§ The problem
From the entries below, pull out each line where "Life" appears.

§ Excerpted records
★ ★ ★
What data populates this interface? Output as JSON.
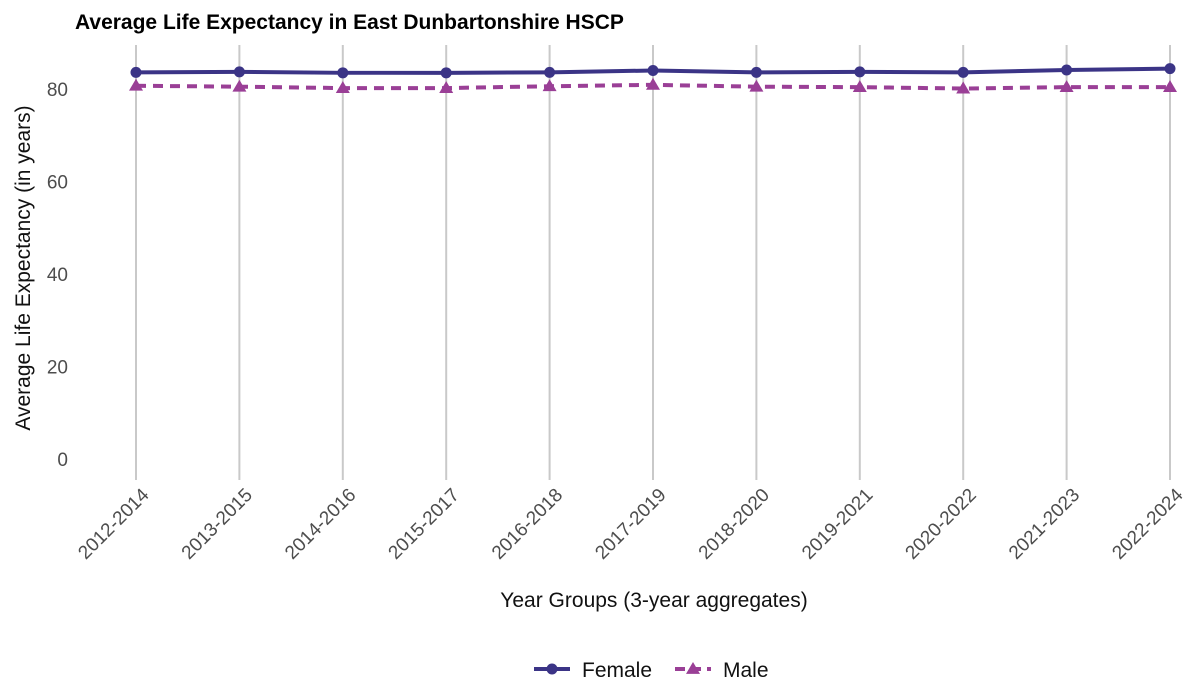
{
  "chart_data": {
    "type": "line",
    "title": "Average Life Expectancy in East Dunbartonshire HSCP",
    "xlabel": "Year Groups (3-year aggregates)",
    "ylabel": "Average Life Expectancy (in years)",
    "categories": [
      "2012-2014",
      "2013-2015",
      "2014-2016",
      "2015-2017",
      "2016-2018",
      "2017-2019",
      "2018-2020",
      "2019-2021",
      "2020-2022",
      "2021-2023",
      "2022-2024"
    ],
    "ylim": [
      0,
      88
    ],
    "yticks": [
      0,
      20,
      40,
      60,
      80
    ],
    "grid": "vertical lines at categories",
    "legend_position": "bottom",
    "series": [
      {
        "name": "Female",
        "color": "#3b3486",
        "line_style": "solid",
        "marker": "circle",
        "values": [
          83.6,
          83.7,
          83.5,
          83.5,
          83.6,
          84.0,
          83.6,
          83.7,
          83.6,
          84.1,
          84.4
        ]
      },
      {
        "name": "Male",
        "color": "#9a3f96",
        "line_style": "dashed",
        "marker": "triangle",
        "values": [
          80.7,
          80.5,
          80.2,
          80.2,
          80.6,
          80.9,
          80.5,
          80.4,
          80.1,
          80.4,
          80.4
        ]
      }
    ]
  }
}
★ ★ ★
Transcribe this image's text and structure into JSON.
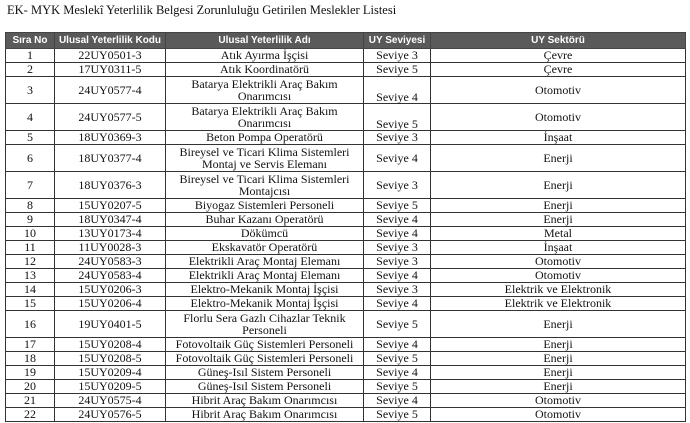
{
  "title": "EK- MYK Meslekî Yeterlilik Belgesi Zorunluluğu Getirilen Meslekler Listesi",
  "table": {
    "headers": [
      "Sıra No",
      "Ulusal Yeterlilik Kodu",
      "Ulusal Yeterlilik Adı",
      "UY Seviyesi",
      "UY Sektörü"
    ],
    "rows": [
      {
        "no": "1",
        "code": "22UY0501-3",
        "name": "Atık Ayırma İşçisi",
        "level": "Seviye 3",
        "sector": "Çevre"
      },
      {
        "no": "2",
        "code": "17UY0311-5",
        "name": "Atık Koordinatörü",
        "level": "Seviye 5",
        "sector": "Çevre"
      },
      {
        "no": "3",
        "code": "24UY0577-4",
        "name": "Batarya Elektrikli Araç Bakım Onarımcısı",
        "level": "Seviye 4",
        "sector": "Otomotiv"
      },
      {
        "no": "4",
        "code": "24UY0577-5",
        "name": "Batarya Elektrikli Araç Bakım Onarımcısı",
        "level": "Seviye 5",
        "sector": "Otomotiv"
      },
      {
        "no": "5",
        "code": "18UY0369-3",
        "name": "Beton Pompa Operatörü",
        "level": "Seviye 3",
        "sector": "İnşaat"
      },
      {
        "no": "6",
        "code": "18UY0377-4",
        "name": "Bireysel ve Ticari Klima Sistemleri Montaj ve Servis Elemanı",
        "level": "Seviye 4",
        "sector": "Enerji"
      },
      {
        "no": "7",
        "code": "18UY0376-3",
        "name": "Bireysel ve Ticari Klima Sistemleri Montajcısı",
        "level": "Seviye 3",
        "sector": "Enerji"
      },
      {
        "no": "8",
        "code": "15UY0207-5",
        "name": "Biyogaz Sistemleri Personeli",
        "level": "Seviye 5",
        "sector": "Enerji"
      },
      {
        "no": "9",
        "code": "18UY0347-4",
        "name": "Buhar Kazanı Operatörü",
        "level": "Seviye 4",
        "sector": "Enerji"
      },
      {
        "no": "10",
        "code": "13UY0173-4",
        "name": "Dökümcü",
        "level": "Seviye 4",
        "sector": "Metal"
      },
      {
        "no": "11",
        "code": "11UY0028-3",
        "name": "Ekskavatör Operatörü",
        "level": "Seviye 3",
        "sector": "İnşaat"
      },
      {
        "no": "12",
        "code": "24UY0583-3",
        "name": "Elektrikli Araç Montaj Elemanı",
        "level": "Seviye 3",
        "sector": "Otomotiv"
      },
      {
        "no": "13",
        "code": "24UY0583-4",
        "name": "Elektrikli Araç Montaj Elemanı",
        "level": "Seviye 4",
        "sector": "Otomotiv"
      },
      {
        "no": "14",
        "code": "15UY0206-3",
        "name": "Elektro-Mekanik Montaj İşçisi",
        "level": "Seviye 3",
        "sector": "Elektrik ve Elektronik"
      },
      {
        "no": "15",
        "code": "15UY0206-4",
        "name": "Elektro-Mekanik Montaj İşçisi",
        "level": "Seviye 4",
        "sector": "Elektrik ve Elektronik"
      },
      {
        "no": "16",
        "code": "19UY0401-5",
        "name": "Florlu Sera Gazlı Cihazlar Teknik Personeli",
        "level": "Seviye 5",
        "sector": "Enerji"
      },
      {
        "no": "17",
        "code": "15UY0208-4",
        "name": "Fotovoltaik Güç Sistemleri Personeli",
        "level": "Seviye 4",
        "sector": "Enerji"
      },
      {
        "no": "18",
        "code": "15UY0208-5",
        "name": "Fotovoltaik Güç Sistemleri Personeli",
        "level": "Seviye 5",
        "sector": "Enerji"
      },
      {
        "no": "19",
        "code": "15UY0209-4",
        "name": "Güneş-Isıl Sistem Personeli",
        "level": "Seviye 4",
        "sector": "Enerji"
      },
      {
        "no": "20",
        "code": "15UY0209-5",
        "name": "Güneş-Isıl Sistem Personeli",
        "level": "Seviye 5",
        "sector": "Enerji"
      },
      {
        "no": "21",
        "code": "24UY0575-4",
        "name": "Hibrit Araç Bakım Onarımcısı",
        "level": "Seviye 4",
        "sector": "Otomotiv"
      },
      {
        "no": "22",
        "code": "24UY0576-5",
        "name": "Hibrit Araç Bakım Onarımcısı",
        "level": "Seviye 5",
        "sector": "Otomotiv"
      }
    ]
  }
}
★ ★ ★
§ Result
    "title": "Average Life Expectancy in East Dunbartonshire HSCP",
    "ylabel": "Average Life Expectancy (in years)",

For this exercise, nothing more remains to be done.